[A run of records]

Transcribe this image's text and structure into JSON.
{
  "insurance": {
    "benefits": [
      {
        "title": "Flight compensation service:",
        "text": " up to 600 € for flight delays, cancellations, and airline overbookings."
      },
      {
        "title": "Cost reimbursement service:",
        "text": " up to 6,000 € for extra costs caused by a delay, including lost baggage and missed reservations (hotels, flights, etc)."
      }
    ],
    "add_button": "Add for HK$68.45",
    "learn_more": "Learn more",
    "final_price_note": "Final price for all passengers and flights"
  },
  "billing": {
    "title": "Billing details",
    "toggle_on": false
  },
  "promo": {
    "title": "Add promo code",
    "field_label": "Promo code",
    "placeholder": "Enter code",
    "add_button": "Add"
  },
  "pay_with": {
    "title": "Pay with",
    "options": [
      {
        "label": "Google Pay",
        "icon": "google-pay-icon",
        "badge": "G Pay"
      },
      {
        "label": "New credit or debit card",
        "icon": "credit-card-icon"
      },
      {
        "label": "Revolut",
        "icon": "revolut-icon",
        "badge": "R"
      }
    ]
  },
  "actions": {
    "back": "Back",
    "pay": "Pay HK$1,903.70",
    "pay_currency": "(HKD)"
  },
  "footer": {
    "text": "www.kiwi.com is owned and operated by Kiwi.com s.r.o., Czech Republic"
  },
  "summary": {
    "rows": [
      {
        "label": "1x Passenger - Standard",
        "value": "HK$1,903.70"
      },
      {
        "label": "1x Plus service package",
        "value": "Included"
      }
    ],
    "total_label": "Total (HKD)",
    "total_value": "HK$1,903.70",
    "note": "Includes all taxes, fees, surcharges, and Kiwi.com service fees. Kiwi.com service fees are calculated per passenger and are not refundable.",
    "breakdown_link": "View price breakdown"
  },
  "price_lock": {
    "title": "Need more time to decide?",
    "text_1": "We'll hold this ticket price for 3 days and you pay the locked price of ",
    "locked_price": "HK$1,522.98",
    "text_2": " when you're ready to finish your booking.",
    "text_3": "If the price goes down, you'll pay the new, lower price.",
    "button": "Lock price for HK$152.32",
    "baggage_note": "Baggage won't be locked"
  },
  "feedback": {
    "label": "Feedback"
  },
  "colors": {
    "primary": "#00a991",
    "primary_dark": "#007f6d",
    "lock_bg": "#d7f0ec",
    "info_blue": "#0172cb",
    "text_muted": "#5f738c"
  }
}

## What is asked:
Without leaving anything out, quote all the data.

## Response below:
Transcribe this image's text and structure into JSON.
{
  "insurance": {
    "benefits": [
      {
        "title": "Flight compensation service:",
        "text": " up to 600 € for flight delays, cancellations, and airline overbookings."
      },
      {
        "title": "Cost reimbursement service:",
        "text": " up to 6,000 € for extra costs caused by a delay, including lost baggage and missed reservations (hotels, flights, etc)."
      }
    ],
    "add_button": "Add for HK$68.45",
    "learn_more": "Learn more",
    "final_price_note": "Final price for all passengers and flights"
  },
  "billing": {
    "title": "Billing details",
    "toggle_on": false
  },
  "promo": {
    "title": "Add promo code",
    "field_label": "Promo code",
    "placeholder": "Enter code",
    "add_button": "Add"
  },
  "pay_with": {
    "title": "Pay with",
    "options": [
      {
        "label": "Google Pay",
        "icon": "google-pay-icon",
        "badge": "G Pay"
      },
      {
        "label": "New credit or debit card",
        "icon": "credit-card-icon"
      },
      {
        "label": "Revolut",
        "icon": "revolut-icon",
        "badge": "R"
      }
    ]
  },
  "actions": {
    "back": "Back",
    "pay": "Pay HK$1,903.70",
    "pay_currency": "(HKD)"
  },
  "footer": {
    "text": "www.kiwi.com is owned and operated by Kiwi.com s.r.o., Czech Republic"
  },
  "summary": {
    "rows": [
      {
        "label": "1x Passenger - Standard",
        "value": "HK$1,903.70"
      },
      {
        "label": "1x Plus service package",
        "value": "Included"
      }
    ],
    "total_label": "Total (HKD)",
    "total_value": "HK$1,903.70",
    "note": "Includes all taxes, fees, surcharges, and Kiwi.com service fees. Kiwi.com service fees are calculated per passenger and are not refundable.",
    "breakdown_link": "View price breakdown"
  },
  "price_lock": {
    "title": "Need more time to decide?",
    "text_1": "We'll hold this ticket price for 3 days and you pay the locked price of ",
    "locked_price": "HK$1,522.98",
    "text_2": " when you're ready to finish your booking.",
    "text_3": "If the price goes down, you'll pay the new, lower price.",
    "button": "Lock price for HK$152.32",
    "baggage_note": "Baggage won't be locked"
  },
  "feedback": {
    "label": "Feedback"
  },
  "colors": {
    "primary": "#00a991",
    "primary_dark": "#007f6d",
    "lock_bg": "#d7f0ec",
    "info_blue": "#0172cb",
    "text_muted": "#5f738c"
  }
}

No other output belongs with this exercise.